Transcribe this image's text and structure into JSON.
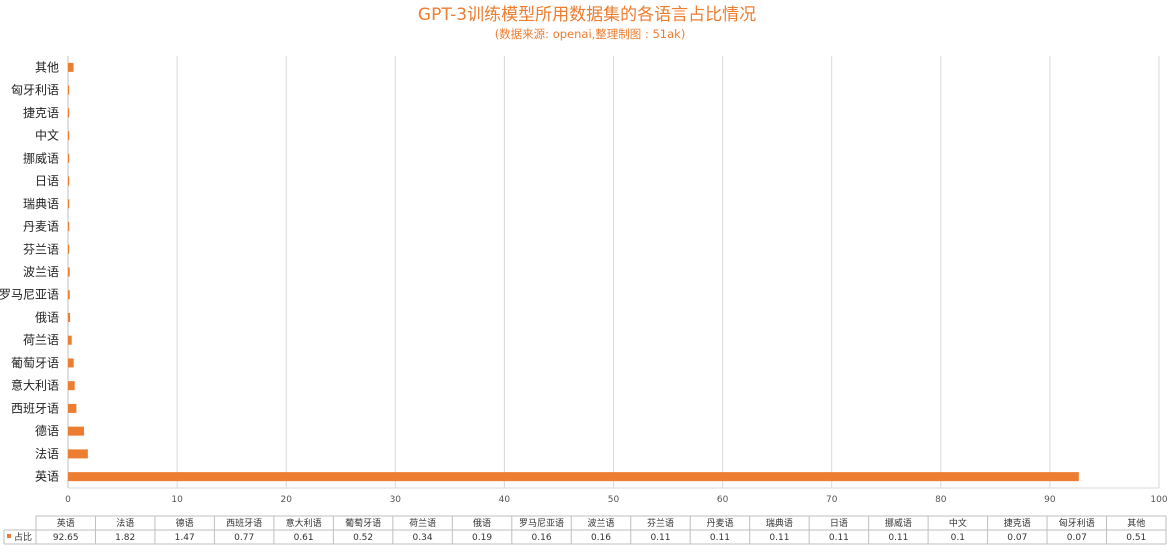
{
  "chart_data": {
    "type": "bar",
    "orientation": "horizontal",
    "title": "GPT-3训练模型所用数据集的各语言占比情况",
    "subtitle": "(数据来源: openai,整理制图 : 51ak)",
    "categories": [
      "英语",
      "法语",
      "德语",
      "西班牙语",
      "意大利语",
      "葡萄牙语",
      "荷兰语",
      "俄语",
      "罗马尼亚语",
      "波兰语",
      "芬兰语",
      "丹麦语",
      "瑞典语",
      "日语",
      "挪威语",
      "中文",
      "捷克语",
      "匈牙利语",
      "其他"
    ],
    "series": [
      {
        "name": "占比",
        "color": "#ED7D31",
        "values": [
          92.65,
          1.82,
          1.47,
          0.77,
          0.61,
          0.52,
          0.34,
          0.19,
          0.16,
          0.16,
          0.11,
          0.11,
          0.11,
          0.11,
          0.11,
          0.1,
          0.07,
          0.07,
          0.51
        ]
      }
    ],
    "xlim": [
      0,
      100
    ],
    "xticks": [
      "0",
      "10",
      "20",
      "30",
      "40",
      "50",
      "60",
      "70",
      "80",
      "90",
      "100"
    ],
    "grid": "vertical",
    "data_table": true,
    "table_values": [
      "92.65",
      "1.82",
      "1.47",
      "0.77",
      "0.61",
      "0.52",
      "0.34",
      "0.19",
      "0.16",
      "0.16",
      "0.11",
      "0.11",
      "0.11",
      "0.11",
      "0.11",
      "0.1",
      "0.07",
      "0.07",
      "0.51"
    ]
  }
}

※ ※ ※

**Task to carry out**
Output the entries above exactly. Drop the pictures.

**Exercise output**
Transcribe this image's text and structure into JSON.
{
  "chart_data": {
    "type": "bar",
    "orientation": "horizontal",
    "title": "GPT-3训练模型所用数据集的各语言占比情况",
    "subtitle": "(数据来源: openai,整理制图 : 51ak)",
    "categories": [
      "英语",
      "法语",
      "德语",
      "西班牙语",
      "意大利语",
      "葡萄牙语",
      "荷兰语",
      "俄语",
      "罗马尼亚语",
      "波兰语",
      "芬兰语",
      "丹麦语",
      "瑞典语",
      "日语",
      "挪威语",
      "中文",
      "捷克语",
      "匈牙利语",
      "其他"
    ],
    "series": [
      {
        "name": "占比",
        "color": "#ED7D31",
        "values": [
          92.65,
          1.82,
          1.47,
          0.77,
          0.61,
          0.52,
          0.34,
          0.19,
          0.16,
          0.16,
          0.11,
          0.11,
          0.11,
          0.11,
          0.11,
          0.1,
          0.07,
          0.07,
          0.51
        ]
      }
    ],
    "xlim": [
      0,
      100
    ],
    "xticks": [
      "0",
      "10",
      "20",
      "30",
      "40",
      "50",
      "60",
      "70",
      "80",
      "90",
      "100"
    ],
    "grid": "vertical",
    "data_table": true,
    "table_values": [
      "92.65",
      "1.82",
      "1.47",
      "0.77",
      "0.61",
      "0.52",
      "0.34",
      "0.19",
      "0.16",
      "0.16",
      "0.11",
      "0.11",
      "0.11",
      "0.11",
      "0.11",
      "0.1",
      "0.07",
      "0.07",
      "0.51"
    ]
  }
}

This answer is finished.